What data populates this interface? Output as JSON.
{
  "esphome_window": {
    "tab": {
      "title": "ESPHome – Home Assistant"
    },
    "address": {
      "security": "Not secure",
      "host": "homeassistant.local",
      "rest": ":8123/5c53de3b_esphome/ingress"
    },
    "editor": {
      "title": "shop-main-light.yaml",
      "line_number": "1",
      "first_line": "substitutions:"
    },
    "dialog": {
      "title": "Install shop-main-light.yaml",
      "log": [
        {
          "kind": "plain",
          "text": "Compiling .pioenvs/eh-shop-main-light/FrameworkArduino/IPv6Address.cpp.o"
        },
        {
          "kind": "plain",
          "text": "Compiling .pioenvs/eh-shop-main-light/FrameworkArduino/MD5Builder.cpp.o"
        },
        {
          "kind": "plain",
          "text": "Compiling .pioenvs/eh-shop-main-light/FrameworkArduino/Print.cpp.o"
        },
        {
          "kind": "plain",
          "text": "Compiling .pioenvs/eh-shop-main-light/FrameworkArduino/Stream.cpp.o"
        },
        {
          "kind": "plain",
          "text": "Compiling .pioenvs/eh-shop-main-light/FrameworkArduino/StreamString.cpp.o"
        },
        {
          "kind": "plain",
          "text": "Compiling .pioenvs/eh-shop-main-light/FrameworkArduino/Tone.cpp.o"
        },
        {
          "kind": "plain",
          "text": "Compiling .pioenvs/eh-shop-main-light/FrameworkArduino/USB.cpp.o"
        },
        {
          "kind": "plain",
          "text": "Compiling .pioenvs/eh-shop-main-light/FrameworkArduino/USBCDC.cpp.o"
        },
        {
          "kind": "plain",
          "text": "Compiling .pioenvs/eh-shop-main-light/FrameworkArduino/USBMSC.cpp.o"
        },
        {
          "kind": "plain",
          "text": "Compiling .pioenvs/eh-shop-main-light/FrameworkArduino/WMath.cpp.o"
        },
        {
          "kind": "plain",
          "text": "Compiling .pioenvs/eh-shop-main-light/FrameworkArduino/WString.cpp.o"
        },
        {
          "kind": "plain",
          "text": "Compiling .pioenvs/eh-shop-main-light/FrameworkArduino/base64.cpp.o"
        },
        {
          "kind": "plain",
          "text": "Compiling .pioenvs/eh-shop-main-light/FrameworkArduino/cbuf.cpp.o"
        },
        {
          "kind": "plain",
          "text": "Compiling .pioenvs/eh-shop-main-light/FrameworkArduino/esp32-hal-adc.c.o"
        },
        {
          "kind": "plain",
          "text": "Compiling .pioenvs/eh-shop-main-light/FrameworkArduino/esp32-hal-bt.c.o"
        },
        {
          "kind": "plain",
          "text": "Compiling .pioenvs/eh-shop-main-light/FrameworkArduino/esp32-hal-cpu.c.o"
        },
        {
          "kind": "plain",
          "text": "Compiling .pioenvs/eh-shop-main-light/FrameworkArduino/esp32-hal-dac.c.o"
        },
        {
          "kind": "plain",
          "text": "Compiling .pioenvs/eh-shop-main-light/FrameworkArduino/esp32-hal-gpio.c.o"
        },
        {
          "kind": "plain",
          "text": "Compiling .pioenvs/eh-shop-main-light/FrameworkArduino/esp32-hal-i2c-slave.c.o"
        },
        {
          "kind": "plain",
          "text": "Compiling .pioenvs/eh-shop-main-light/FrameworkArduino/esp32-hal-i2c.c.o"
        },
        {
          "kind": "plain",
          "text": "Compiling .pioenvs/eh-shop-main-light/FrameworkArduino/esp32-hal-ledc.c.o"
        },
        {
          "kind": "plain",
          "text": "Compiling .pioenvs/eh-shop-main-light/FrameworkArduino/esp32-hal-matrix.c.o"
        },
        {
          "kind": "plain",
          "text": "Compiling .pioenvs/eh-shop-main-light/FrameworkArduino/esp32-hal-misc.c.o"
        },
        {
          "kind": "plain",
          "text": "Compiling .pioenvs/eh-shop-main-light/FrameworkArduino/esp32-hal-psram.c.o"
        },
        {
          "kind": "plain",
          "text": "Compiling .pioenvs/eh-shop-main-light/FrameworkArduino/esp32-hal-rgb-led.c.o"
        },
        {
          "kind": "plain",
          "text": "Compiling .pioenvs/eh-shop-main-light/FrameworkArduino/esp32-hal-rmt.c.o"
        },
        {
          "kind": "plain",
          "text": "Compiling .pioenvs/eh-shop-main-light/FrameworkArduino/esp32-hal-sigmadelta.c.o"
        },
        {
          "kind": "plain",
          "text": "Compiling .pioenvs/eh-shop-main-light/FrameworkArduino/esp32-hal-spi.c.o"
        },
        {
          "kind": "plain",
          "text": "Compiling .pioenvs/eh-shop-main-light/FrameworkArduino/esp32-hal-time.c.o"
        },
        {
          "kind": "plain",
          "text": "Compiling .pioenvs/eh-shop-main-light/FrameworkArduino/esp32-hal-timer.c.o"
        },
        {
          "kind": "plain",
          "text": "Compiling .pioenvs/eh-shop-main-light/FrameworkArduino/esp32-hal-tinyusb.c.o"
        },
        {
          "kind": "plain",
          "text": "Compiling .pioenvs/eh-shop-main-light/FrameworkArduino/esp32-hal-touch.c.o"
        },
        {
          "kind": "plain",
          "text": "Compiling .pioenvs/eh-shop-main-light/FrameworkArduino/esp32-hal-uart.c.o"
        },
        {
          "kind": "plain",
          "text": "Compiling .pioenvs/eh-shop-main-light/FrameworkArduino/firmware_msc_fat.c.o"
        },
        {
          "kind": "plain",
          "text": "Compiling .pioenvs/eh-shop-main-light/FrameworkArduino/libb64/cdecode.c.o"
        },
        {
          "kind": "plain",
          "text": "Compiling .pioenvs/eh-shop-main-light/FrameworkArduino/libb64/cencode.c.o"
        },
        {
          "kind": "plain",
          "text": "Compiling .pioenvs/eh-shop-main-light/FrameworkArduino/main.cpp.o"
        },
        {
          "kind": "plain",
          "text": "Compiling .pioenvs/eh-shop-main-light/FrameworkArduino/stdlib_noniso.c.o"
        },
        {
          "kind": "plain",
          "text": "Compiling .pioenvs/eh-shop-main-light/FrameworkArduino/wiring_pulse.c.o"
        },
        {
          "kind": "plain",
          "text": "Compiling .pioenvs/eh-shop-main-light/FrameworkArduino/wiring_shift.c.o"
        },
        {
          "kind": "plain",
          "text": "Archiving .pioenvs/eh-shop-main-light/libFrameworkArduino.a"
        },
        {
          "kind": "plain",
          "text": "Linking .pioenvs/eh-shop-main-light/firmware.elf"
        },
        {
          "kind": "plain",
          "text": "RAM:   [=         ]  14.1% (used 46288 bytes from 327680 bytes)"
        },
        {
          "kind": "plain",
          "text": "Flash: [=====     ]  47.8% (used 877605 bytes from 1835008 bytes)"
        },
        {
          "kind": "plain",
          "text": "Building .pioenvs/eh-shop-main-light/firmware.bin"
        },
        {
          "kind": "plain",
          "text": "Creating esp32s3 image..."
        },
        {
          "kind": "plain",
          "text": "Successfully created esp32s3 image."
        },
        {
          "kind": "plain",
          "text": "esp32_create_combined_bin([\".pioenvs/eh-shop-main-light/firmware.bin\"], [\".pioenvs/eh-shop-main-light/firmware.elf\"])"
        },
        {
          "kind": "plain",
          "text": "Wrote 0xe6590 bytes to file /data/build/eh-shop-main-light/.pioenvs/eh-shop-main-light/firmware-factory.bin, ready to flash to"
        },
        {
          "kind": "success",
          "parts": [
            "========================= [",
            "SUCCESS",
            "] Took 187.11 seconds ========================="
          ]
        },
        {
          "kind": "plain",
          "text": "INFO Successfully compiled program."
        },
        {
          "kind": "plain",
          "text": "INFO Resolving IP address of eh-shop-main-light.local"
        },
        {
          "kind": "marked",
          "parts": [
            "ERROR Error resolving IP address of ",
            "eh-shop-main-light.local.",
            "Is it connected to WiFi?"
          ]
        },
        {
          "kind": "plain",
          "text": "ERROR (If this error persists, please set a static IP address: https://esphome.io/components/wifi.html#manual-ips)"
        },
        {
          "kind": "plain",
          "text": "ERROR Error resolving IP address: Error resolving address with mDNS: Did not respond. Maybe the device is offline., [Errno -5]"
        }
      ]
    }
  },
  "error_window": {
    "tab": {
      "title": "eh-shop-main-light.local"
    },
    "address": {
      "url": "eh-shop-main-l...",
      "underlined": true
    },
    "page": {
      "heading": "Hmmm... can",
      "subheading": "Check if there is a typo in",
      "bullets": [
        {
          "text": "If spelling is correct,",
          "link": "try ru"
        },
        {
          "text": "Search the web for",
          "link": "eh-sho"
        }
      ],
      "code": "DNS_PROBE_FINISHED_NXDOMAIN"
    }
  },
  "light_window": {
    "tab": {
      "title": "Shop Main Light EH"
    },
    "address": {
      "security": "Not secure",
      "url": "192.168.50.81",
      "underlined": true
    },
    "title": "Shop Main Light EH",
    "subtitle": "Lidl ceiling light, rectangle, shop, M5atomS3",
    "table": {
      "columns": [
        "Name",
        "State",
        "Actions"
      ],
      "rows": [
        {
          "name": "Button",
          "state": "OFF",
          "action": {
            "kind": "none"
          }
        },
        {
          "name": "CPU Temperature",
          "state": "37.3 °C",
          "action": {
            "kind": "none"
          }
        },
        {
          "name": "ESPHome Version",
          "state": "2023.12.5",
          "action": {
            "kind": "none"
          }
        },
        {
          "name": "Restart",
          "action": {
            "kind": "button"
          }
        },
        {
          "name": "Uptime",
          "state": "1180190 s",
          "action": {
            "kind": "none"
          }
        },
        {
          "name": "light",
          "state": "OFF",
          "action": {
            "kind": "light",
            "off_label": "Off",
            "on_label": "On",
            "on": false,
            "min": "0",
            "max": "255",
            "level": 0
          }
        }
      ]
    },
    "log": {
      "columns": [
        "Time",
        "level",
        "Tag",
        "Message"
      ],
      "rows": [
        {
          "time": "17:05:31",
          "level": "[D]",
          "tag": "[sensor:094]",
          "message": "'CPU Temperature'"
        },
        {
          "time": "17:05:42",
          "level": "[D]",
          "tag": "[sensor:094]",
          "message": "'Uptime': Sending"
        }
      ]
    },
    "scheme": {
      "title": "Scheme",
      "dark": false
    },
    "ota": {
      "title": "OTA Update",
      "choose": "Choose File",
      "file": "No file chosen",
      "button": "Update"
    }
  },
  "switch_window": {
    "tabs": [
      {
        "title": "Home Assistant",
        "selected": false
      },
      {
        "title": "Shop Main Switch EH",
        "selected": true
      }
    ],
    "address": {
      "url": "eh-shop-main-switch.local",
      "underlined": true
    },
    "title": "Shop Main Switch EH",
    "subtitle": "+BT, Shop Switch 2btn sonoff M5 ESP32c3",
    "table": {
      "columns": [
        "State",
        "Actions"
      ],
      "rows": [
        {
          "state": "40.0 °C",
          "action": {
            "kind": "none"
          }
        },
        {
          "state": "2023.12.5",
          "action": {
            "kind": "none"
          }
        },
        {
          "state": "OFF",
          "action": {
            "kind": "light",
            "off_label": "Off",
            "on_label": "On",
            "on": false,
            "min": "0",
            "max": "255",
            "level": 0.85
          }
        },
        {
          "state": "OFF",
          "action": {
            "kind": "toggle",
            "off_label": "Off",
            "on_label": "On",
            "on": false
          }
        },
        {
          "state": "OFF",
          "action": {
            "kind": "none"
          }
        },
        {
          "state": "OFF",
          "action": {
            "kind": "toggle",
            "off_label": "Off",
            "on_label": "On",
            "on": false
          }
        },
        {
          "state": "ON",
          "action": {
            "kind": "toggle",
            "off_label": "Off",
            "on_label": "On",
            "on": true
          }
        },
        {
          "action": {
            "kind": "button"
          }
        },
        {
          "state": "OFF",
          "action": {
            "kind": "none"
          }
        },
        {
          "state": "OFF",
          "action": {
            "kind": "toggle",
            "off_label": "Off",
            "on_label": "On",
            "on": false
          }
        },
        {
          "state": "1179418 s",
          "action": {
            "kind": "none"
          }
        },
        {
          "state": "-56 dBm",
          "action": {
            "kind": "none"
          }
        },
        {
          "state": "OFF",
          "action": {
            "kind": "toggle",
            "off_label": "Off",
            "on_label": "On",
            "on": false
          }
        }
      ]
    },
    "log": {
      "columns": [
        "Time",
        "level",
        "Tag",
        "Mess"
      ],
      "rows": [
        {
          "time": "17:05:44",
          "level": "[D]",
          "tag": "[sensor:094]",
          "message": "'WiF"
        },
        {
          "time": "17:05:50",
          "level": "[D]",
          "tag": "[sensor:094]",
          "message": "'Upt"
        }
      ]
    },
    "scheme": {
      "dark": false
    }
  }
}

__WRITTEN PROBLEM__:
How many lines in the records above hold the word "yaml"? Give only the number.

__THE OUTPUT__:
2